**Task:**
Transcribe the full listing exactly, and drop every picture.

Dataset rows

-- begin --

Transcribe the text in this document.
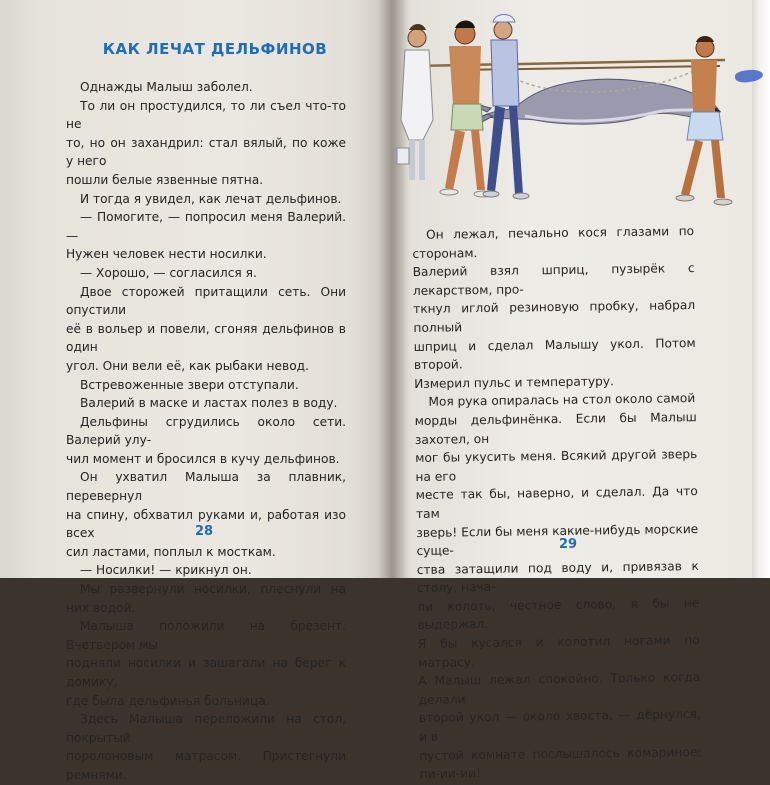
КАК ЛЕЧАТ ДЕЛЬФИНОВ

Однажды Малыш заболел.

То ли он простудился, то ли съел что-то не

то, но он захандрил: стал вялый, по коже у него

пошли белые язвенные пятна.

И тогда я увидел, как лечат дельфинов.

— Помогите, — попросил меня Валерий. —

Нужен человек нести носилки.

— Хорошо, — согласился я.

Двое сторожей притащили сеть. Они опустили

её в вольер и повели, сгоняя дельфинов в один

угол. Они вели её, как рыбаки невод.

Встревоженные звери отступали.

Валерий в маске и ластах полез в воду.

Дельфины сгрудились около сети. Валерий улу-

чил момент и бросился в кучу дельфинов.

Он ухватил Малыша за плавник, перевернул

на спину, обхватил руками и, работая изо всех

сил ластами, поплыл к мосткам.

— Носилки! — крикнул он.

Мы развернули носилки, плеснули на них водой.

Малыша положили на брезент. Вчетвером мы

подняли носилки и зашагали на берег к домику,

где была дельфинья больница.

Здесь Малыша переложили на стол, покрытый

поролоновым матрасом. Пристегнули ремнями.

28

Он лежал, печально кося глазами по сторонам.

Валерий взял шприц, пузырёк с лекарством, про-

ткнул иглой резиновую пробку, набрал полный

шприц и сделал Малышу укол. Потом второй.

Измерил пульс и температуру.

Моя рука опиралась на стол около самой

морды дельфинёнка. Если бы Малыш захотел, он

мог бы укусить меня. Всякий другой зверь на его

месте так бы, наверно, и сделал. Да что там

зверь! Если бы меня какие-нибудь морские суще-

ства затащили под воду и, привязав к столу, нача-

ли колоть, честное слово, я бы не выдержал.

Я бы кусался и колотил ногами по матрасу.

А Малыш лежал спокойно. Только когда делали

второй укол — около хвоста, — дёрнулся, и в

пустой комнате послышалось комариное: пи-ии-ии!

29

-- end --

**Response to the task:**
Transcribe the text in this document.
КАК ЛЕЧАТ ДЕЛЬФИНОВ

Однажды Малыш заболел.

То ли он простудился, то ли съел что-то не

то, но он захандрил: стал вялый, по коже у него

пошли белые язвенные пятна.

И тогда я увидел, как лечат дельфинов.

— Помогите, — попросил меня Валерий. —

Нужен человек нести носилки.

— Хорошо, — согласился я.

Двое сторожей притащили сеть. Они опустили

её в вольер и повели, сгоняя дельфинов в один

угол. Они вели её, как рыбаки невод.

Встревоженные звери отступали.

Валерий в маске и ластах полез в воду.

Дельфины сгрудились около сети. Валерий улу-

чил момент и бросился в кучу дельфинов.

Он ухватил Малыша за плавник, перевернул

на спину, обхватил руками и, работая изо всех

сил ластами, поплыл к мосткам.

— Носилки! — крикнул он.

Мы развернули носилки, плеснули на них водой.

Малыша положили на брезент. Вчетвером мы

подняли носилки и зашагали на берег к домику,

где была дельфинья больница.

Здесь Малыша переложили на стол, покрытый

поролоновым матрасом. Пристегнули ремнями.

28

Он лежал, печально кося глазами по сторонам.

Валерий взял шприц, пузырёк с лекарством, про-

ткнул иглой резиновую пробку, набрал полный

шприц и сделал Малышу укол. Потом второй.

Измерил пульс и температуру.

Моя рука опиралась на стол около самой

морды дельфинёнка. Если бы Малыш захотел, он

мог бы укусить меня. Всякий другой зверь на его

месте так бы, наверно, и сделал. Да что там

зверь! Если бы меня какие-нибудь морские суще-

ства затащили под воду и, привязав к столу, нача-

ли колоть, честное слово, я бы не выдержал.

Я бы кусался и колотил ногами по матрасу.

А Малыш лежал спокойно. Только когда делали

второй укол — около хвоста, — дёрнулся, и в

пустой комнате послышалось комариное: пи-ии-ии!

29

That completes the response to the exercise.